# Supplied records start

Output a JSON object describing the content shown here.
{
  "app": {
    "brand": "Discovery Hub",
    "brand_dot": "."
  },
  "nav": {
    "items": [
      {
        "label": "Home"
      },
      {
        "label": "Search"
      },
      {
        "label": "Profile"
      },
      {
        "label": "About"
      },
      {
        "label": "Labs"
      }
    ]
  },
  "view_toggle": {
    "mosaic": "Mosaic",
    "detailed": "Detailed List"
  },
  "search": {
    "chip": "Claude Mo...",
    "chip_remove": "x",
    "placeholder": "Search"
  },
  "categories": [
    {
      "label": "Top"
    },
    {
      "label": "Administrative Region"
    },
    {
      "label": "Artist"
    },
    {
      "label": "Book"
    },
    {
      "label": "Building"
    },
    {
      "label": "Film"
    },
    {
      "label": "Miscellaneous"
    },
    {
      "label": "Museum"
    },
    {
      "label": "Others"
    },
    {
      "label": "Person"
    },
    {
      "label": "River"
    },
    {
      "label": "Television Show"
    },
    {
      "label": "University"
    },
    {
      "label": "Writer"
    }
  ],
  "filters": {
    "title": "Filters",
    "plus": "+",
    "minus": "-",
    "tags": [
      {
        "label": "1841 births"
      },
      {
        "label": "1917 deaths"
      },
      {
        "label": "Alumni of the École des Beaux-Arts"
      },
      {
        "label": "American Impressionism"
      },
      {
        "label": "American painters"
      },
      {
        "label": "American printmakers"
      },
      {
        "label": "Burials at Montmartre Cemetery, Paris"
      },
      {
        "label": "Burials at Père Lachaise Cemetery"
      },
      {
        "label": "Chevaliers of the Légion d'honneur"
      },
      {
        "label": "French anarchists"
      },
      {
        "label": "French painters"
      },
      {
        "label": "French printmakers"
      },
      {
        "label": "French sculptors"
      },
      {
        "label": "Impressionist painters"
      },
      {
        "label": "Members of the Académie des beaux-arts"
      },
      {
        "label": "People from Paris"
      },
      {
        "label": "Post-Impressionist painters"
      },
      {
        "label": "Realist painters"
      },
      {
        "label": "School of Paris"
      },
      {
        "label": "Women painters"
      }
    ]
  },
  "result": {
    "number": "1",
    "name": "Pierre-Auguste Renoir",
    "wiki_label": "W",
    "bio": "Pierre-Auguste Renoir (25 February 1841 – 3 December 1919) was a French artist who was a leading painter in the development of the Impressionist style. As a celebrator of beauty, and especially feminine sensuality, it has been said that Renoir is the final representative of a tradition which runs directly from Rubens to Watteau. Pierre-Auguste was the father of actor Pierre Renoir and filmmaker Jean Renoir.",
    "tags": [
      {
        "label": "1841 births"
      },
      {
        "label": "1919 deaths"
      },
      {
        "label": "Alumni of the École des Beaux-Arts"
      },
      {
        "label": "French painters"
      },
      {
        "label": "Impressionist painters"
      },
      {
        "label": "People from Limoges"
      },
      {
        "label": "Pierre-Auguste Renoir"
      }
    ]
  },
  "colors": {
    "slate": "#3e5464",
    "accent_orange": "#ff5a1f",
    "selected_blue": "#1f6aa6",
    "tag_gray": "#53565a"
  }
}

# Supplied records end

Your goal:
Every entry must be quoted exactly as it appears above.

Exercise answer:
Output a JSON object describing the content shown here.
{
  "app": {
    "brand": "Discovery Hub",
    "brand_dot": "."
  },
  "nav": {
    "items": [
      {
        "label": "Home"
      },
      {
        "label": "Search"
      },
      {
        "label": "Profile"
      },
      {
        "label": "About"
      },
      {
        "label": "Labs"
      }
    ]
  },
  "view_toggle": {
    "mosaic": "Mosaic",
    "detailed": "Detailed List"
  },
  "search": {
    "chip": "Claude Mo...",
    "chip_remove": "x",
    "placeholder": "Search"
  },
  "categories": [
    {
      "label": "Top"
    },
    {
      "label": "Administrative Region"
    },
    {
      "label": "Artist"
    },
    {
      "label": "Book"
    },
    {
      "label": "Building"
    },
    {
      "label": "Film"
    },
    {
      "label": "Miscellaneous"
    },
    {
      "label": "Museum"
    },
    {
      "label": "Others"
    },
    {
      "label": "Person"
    },
    {
      "label": "River"
    },
    {
      "label": "Television Show"
    },
    {
      "label": "University"
    },
    {
      "label": "Writer"
    }
  ],
  "filters": {
    "title": "Filters",
    "plus": "+",
    "minus": "-",
    "tags": [
      {
        "label": "1841 births"
      },
      {
        "label": "1917 deaths"
      },
      {
        "label": "Alumni of the École des Beaux-Arts"
      },
      {
        "label": "American Impressionism"
      },
      {
        "label": "American painters"
      },
      {
        "label": "American printmakers"
      },
      {
        "label": "Burials at Montmartre Cemetery, Paris"
      },
      {
        "label": "Burials at Père Lachaise Cemetery"
      },
      {
        "label": "Chevaliers of the Légion d'honneur"
      },
      {
        "label": "French anarchists"
      },
      {
        "label": "French painters"
      },
      {
        "label": "French printmakers"
      },
      {
        "label": "French sculptors"
      },
      {
        "label": "Impressionist painters"
      },
      {
        "label": "Members of the Académie des beaux-arts"
      },
      {
        "label": "People from Paris"
      },
      {
        "label": "Post-Impressionist painters"
      },
      {
        "label": "Realist painters"
      },
      {
        "label": "School of Paris"
      },
      {
        "label": "Women painters"
      }
    ]
  },
  "result": {
    "number": "1",
    "name": "Pierre-Auguste Renoir",
    "wiki_label": "W",
    "bio": "Pierre-Auguste Renoir (25 February 1841 – 3 December 1919) was a French artist who was a leading painter in the development of the Impressionist style. As a celebrator of beauty, and especially feminine sensuality, it has been said that Renoir is the final representative of a tradition which runs directly from Rubens to Watteau. Pierre-Auguste was the father of actor Pierre Renoir and filmmaker Jean Renoir.",
    "tags": [
      {
        "label": "1841 births"
      },
      {
        "label": "1919 deaths"
      },
      {
        "label": "Alumni of the École des Beaux-Arts"
      },
      {
        "label": "French painters"
      },
      {
        "label": "Impressionist painters"
      },
      {
        "label": "People from Limoges"
      },
      {
        "label": "Pierre-Auguste Renoir"
      }
    ]
  },
  "colors": {
    "slate": "#3e5464",
    "accent_orange": "#ff5a1f",
    "selected_blue": "#1f6aa6",
    "tag_gray": "#53565a"
  }
}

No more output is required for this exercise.